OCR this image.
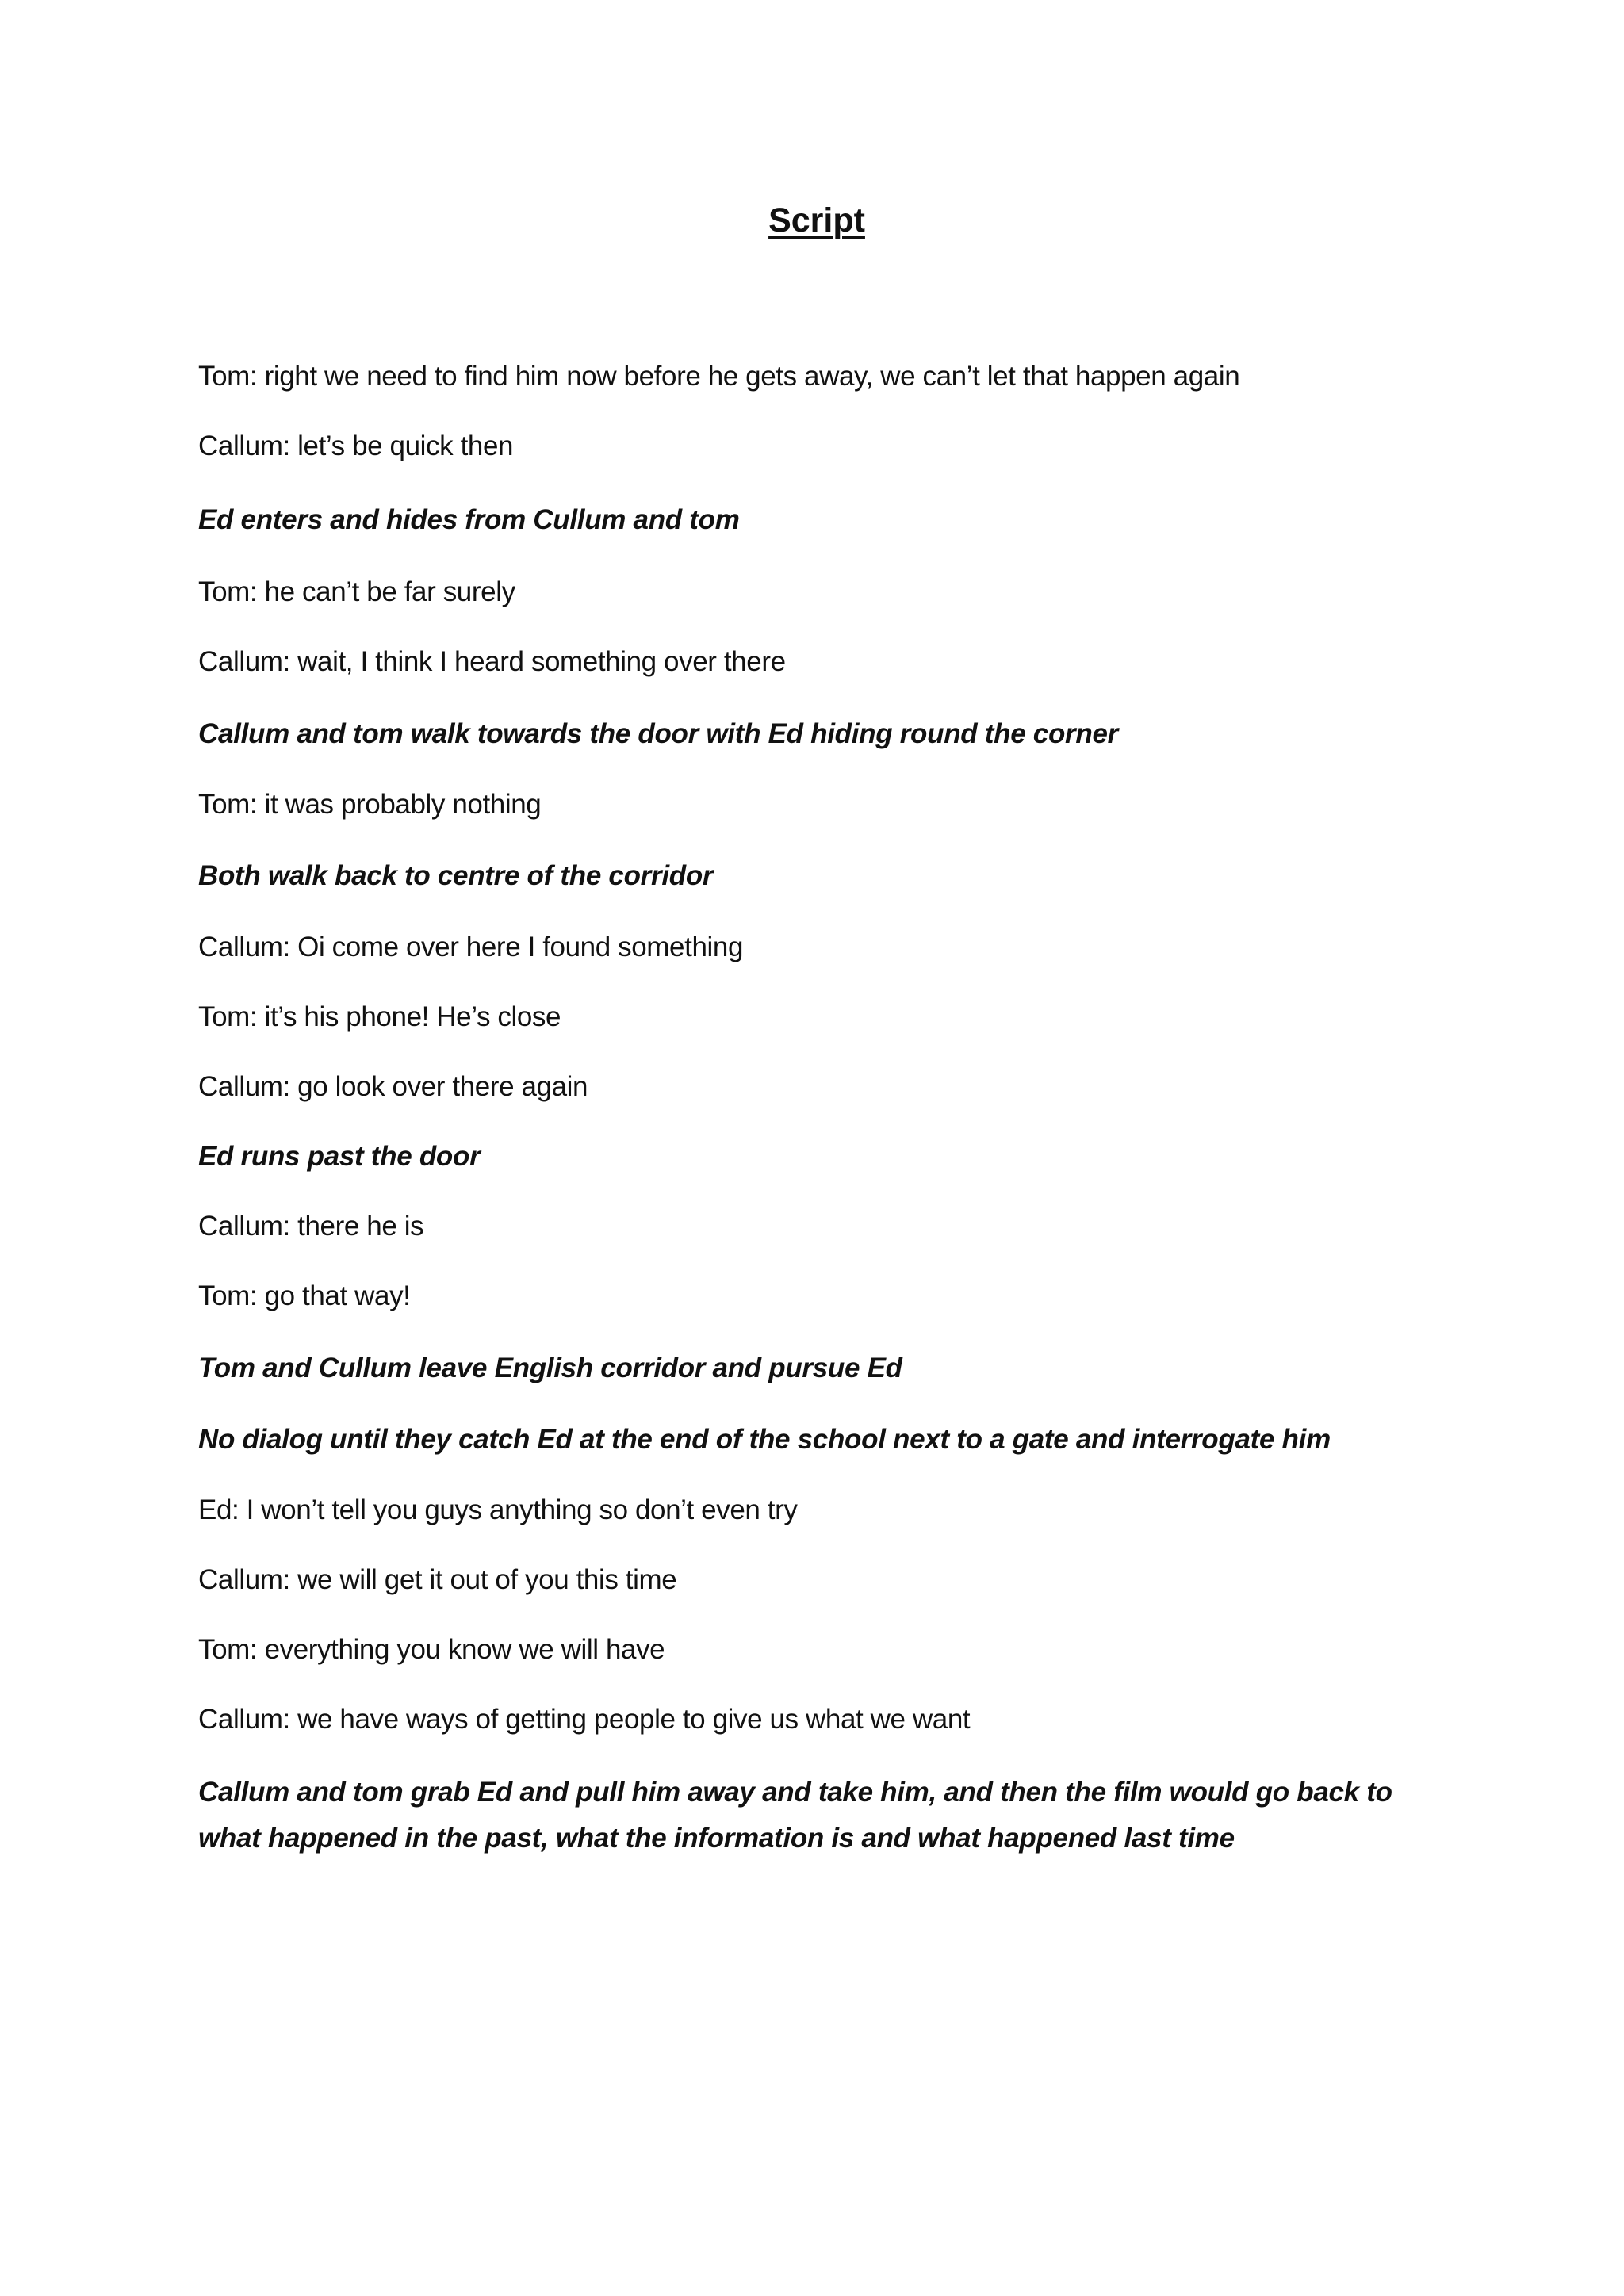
Script

Tom: right we need to find him now before he gets away, we can’t let that happen again

Callum: let’s be quick then

Ed enters and hides from Cullum and tom

Tom: he can’t be far surely

Callum: wait, I think I heard something over there

Callum and tom walk towards the door with Ed hiding round the corner

Tom: it was probably nothing

Both walk back to centre of the corridor

Callum: Oi come over here I found something

Tom: it’s his phone! He’s close

Callum: go look over there again

Ed runs past the door

Callum: there he is

Tom: go that way!

Tom and Cullum leave English corridor and pursue Ed

No dialog until they catch Ed at the end of the school next to a gate and interrogate him

Ed: I won’t tell you guys anything so don’t even try

Callum: we will get it out of you this time

Tom: everything you know we will have

Callum: we have ways of getting people to give us what we want

Callum and tom grab Ed and pull him away and take him, and then the film would go back to what happened in the past, what the information is and what happened last time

**What is needed**
Print all entries exactly. The images do not belong in the copy.

**Task response**
OCR this image.
Script

Tom: right we need to find him now before he gets away, we can’t let that happen again

Callum: let’s be quick then

Ed enters and hides from Cullum and tom

Tom: he can’t be far surely

Callum: wait, I think I heard something over there

Callum and tom walk towards the door with Ed hiding round the corner

Tom: it was probably nothing

Both walk back to centre of the corridor

Callum: Oi come over here I found something

Tom: it’s his phone! He’s close

Callum: go look over there again

Ed runs past the door

Callum: there he is

Tom: go that way!

Tom and Cullum leave English corridor and pursue Ed

No dialog until they catch Ed at the end of the school next to a gate and interrogate him

Ed: I won’t tell you guys anything so don’t even try

Callum: we will get it out of you this time

Tom: everything you know we will have

Callum: we have ways of getting people to give us what we want

Callum and tom grab Ed and pull him away and take him, and then the film would go back to what happened in the past, what the information is and what happened last time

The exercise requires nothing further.